** EXERCISE **
Below are some records: retype them all exactly, but not the pictures.

** INPUT RECORDS **
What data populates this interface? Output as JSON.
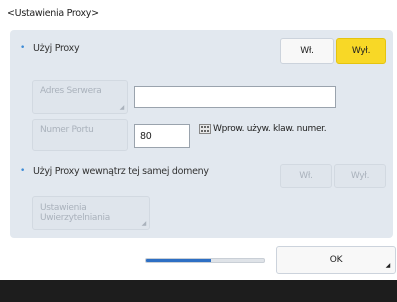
{
  "screen": {
    "title": "<Ustawienia Proxy>"
  },
  "use_proxy": {
    "label": "Użyj Proxy",
    "on_label": "Wł.",
    "off_label": "Wył.",
    "selected": "off"
  },
  "server_address": {
    "button_label": "Adres Serwera",
    "value": ""
  },
  "port_number": {
    "button_label": "Numer Portu",
    "value": "80",
    "hint": "Wprow. używ. klaw. numer."
  },
  "use_proxy_same_domain": {
    "label": "Użyj Proxy wewnątrz tej samej domeny",
    "on_label": "Wł.",
    "off_label": "Wył."
  },
  "auth_settings": {
    "label_line1": "Ustawienia",
    "label_line2": "Uwierzytelniania"
  },
  "progress": {
    "fraction": 0.55
  },
  "ok_button": {
    "label": "OK"
  },
  "colors": {
    "selected": "#f8d826",
    "panel": "#e2e8ef",
    "bullet": "#3d8bd6",
    "progress": "#2d6fc4"
  }
}
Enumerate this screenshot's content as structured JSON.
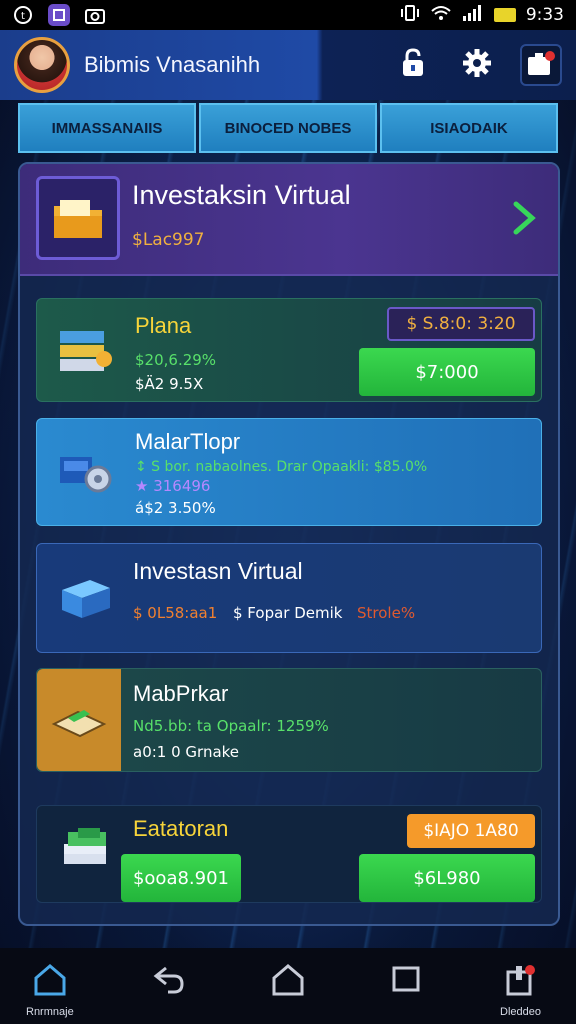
{
  "status_bar": {
    "time": "9:33",
    "left_icons": [
      "whatsapp-icon",
      "app-icon",
      "camera-icon"
    ],
    "right_icons": [
      "vibrate-icon",
      "wifi-icon",
      "signal-icon",
      "battery-icon"
    ]
  },
  "header": {
    "title": "Bibmis Vnasanihh",
    "icons": [
      "lock-icon",
      "gear-icon",
      "notification-box-icon"
    ]
  },
  "tabs": [
    {
      "label": "IMMASSANAIIS"
    },
    {
      "label": "BINOCED NOBES"
    },
    {
      "label": "ISIAODAIK"
    }
  ],
  "feature": {
    "title": "Investaksin Virtual",
    "value": "$Lac997",
    "colors": {
      "accent": "#4b3590",
      "arrow": "#37d65a"
    }
  },
  "cards": [
    {
      "title": "Plana",
      "line1": "$20,6.29%",
      "line2": "$Ä2 9.5X",
      "badge": "$ S.8:0: 3:20",
      "button": "$7:000"
    },
    {
      "title": "MalarTlopr",
      "line1": "↕ S bor. nabaolnes. Drar Opaakli: $85.0%",
      "line2": "★ 316496",
      "line3": "á$2 3.50%"
    },
    {
      "title": "Investasn Virtual",
      "line1_a": "$ 0L58:aa1",
      "line1_b": "$ Fopar Demik",
      "line1_c": "Strole%"
    },
    {
      "title": "MabPrkar",
      "line1": "Nd5.bb: ta Opaalr: 1259%",
      "line2": "a0:1 0 Grnake"
    },
    {
      "title": "Eatatoran",
      "badge": "$IAJO 1A80",
      "button_left": "$ooa8.901",
      "button_right": "$6L980"
    }
  ],
  "navbar": {
    "items": [
      {
        "label": "Rnrmnaje",
        "icon": "home-icon"
      },
      {
        "label": "",
        "icon": "back-icon"
      },
      {
        "label": "",
        "icon": "home-outline-icon"
      },
      {
        "label": "",
        "icon": "recent-apps-icon"
      },
      {
        "label": "Dleddeo",
        "icon": "notification-icon"
      }
    ]
  }
}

** RESULT OF THIS EXERCISE **
What data populates this interface? Output as JSON.
{
  "screen": {
    "title": "<Ustawienia Proxy>"
  },
  "use_proxy": {
    "label": "Użyj Proxy",
    "on_label": "Wł.",
    "off_label": "Wył.",
    "selected": "off"
  },
  "server_address": {
    "button_label": "Adres Serwera",
    "value": ""
  },
  "port_number": {
    "button_label": "Numer Portu",
    "value": "80",
    "hint": "Wprow. używ. klaw. numer."
  },
  "use_proxy_same_domain": {
    "label": "Użyj Proxy wewnątrz tej samej domeny",
    "on_label": "Wł.",
    "off_label": "Wył."
  },
  "auth_settings": {
    "label_line1": "Ustawienia",
    "label_line2": "Uwierzytelniania"
  },
  "progress": {
    "fraction": 0.55
  },
  "ok_button": {
    "label": "OK"
  },
  "colors": {
    "selected": "#f8d826",
    "panel": "#e2e8ef",
    "bullet": "#3d8bd6",
    "progress": "#2d6fc4"
  }
}
Enumerate this screenshot's content as structured JSON.
{
  "status_bar": {
    "time": "9:33",
    "left_icons": [
      "whatsapp-icon",
      "app-icon",
      "camera-icon"
    ],
    "right_icons": [
      "vibrate-icon",
      "wifi-icon",
      "signal-icon",
      "battery-icon"
    ]
  },
  "header": {
    "title": "Bibmis Vnasanihh",
    "icons": [
      "lock-icon",
      "gear-icon",
      "notification-box-icon"
    ]
  },
  "tabs": [
    {
      "label": "IMMASSANAIIS"
    },
    {
      "label": "BINOCED NOBES"
    },
    {
      "label": "ISIAODAIK"
    }
  ],
  "feature": {
    "title": "Investaksin Virtual",
    "value": "$Lac997",
    "colors": {
      "accent": "#4b3590",
      "arrow": "#37d65a"
    }
  },
  "cards": [
    {
      "title": "Plana",
      "line1": "$20,6.29%",
      "line2": "$Ä2 9.5X",
      "badge": "$ S.8:0: 3:20",
      "button": "$7:000"
    },
    {
      "title": "MalarTlopr",
      "line1": "↕ S bor. nabaolnes. Drar Opaakli: $85.0%",
      "line2": "★ 316496",
      "line3": "á$2 3.50%"
    },
    {
      "title": "Investasn Virtual",
      "line1_a": "$ 0L58:aa1",
      "line1_b": "$ Fopar Demik",
      "line1_c": "Strole%"
    },
    {
      "title": "MabPrkar",
      "line1": "Nd5.bb: ta Opaalr: 1259%",
      "line2": "a0:1 0 Grnake"
    },
    {
      "title": "Eatatoran",
      "badge": "$IAJO 1A80",
      "button_left": "$ooa8.901",
      "button_right": "$6L980"
    }
  ],
  "navbar": {
    "items": [
      {
        "label": "Rnrmnaje",
        "icon": "home-icon"
      },
      {
        "label": "",
        "icon": "back-icon"
      },
      {
        "label": "",
        "icon": "home-outline-icon"
      },
      {
        "label": "",
        "icon": "recent-apps-icon"
      },
      {
        "label": "Dleddeo",
        "icon": "notification-icon"
      }
    ]
  }
}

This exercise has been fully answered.